*TASK TO COMPLETE:* Give back the line where "Type out the text in this image." appears and all the lines after it until the listing ends, unchanged and with nothing else.

[Data excerpts]
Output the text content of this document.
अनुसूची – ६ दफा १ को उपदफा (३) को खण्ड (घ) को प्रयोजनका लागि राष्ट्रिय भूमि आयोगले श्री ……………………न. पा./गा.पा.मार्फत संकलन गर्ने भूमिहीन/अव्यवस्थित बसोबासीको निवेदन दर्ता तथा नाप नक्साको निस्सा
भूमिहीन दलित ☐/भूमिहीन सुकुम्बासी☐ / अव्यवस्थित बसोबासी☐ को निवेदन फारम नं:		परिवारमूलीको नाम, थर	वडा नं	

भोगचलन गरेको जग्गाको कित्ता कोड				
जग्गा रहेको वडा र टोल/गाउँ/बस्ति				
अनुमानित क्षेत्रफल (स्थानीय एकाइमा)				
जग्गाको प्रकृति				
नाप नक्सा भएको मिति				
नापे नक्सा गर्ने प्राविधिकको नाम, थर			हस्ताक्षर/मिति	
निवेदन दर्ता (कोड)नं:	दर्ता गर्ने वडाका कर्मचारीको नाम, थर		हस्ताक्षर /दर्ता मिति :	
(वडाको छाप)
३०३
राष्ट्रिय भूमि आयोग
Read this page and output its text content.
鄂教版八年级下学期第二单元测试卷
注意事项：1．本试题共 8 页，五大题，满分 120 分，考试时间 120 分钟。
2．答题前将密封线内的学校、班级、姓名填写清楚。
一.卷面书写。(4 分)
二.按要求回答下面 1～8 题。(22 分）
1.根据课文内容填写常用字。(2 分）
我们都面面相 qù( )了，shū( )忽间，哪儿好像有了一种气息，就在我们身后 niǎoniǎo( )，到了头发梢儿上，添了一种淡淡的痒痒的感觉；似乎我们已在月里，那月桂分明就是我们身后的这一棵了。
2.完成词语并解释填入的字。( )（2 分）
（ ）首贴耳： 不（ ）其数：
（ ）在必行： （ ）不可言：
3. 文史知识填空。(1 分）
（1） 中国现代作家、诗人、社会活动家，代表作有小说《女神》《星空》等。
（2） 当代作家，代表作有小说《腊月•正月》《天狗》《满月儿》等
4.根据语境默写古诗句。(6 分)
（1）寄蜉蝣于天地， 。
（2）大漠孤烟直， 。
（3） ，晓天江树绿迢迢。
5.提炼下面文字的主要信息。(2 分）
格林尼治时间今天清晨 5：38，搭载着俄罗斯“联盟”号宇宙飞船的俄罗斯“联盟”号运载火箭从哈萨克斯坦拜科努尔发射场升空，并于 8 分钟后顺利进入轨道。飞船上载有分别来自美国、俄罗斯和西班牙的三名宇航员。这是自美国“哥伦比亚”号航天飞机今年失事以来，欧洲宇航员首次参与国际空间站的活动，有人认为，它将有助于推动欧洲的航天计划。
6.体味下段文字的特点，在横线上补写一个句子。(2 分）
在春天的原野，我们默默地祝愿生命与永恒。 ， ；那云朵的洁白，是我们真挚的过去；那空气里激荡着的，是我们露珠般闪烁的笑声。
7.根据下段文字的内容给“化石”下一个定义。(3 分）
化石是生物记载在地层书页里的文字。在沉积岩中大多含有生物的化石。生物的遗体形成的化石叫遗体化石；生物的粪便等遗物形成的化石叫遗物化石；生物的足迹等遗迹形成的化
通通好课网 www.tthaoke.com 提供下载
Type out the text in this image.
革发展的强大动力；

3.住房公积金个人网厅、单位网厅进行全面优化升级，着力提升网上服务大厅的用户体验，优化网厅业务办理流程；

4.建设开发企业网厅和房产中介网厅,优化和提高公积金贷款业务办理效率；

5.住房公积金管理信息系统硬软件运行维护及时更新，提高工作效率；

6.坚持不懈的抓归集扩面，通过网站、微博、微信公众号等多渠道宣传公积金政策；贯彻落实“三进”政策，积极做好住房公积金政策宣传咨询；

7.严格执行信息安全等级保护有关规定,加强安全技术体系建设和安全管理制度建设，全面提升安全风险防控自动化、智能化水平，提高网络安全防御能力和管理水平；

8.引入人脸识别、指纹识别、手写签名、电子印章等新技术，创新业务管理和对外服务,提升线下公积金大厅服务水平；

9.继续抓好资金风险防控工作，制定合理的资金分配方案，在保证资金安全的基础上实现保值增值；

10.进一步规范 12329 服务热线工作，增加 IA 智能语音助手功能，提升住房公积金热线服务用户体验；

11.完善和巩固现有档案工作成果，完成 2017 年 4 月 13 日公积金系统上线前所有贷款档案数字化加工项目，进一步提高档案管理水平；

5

*EXERCISE ANSWER:*
Type out the text in this image.
革发展的强大动力；

3.住房公积金个人网厅、单位网厅进行全面优化升级，着力提升网上服务大厅的用户体验，优化网厅业务办理流程；

4.建设开发企业网厅和房产中介网厅,优化和提高公积金贷款业务办理效率；

5.住房公积金管理信息系统硬软件运行维护及时更新，提高工作效率；

6.坚持不懈的抓归集扩面，通过网站、微博、微信公众号等多渠道宣传公积金政策；贯彻落实“三进”政策，积极做好住房公积金政策宣传咨询；

7.严格执行信息安全等级保护有关规定,加强安全技术体系建设和安全管理制度建设，全面提升安全风险防控自动化、智能化水平，提高网络安全防御能力和管理水平；

8.引入人脸识别、指纹识别、手写签名、电子印章等新技术，创新业务管理和对外服务,提升线下公积金大厅服务水平；

9.继续抓好资金风险防控工作，制定合理的资金分配方案，在保证资金安全的基础上实现保值增值；

10.进一步规范 12329 服务热线工作，增加 IA 智能语音助手功能，提升住房公积金热线服务用户体验；

11.完善和巩固现有档案工作成果，完成 2017 年 4 月 13 日公积金系统上线前所有贷款档案数字化加工项目，进一步提高档案管理水平；

5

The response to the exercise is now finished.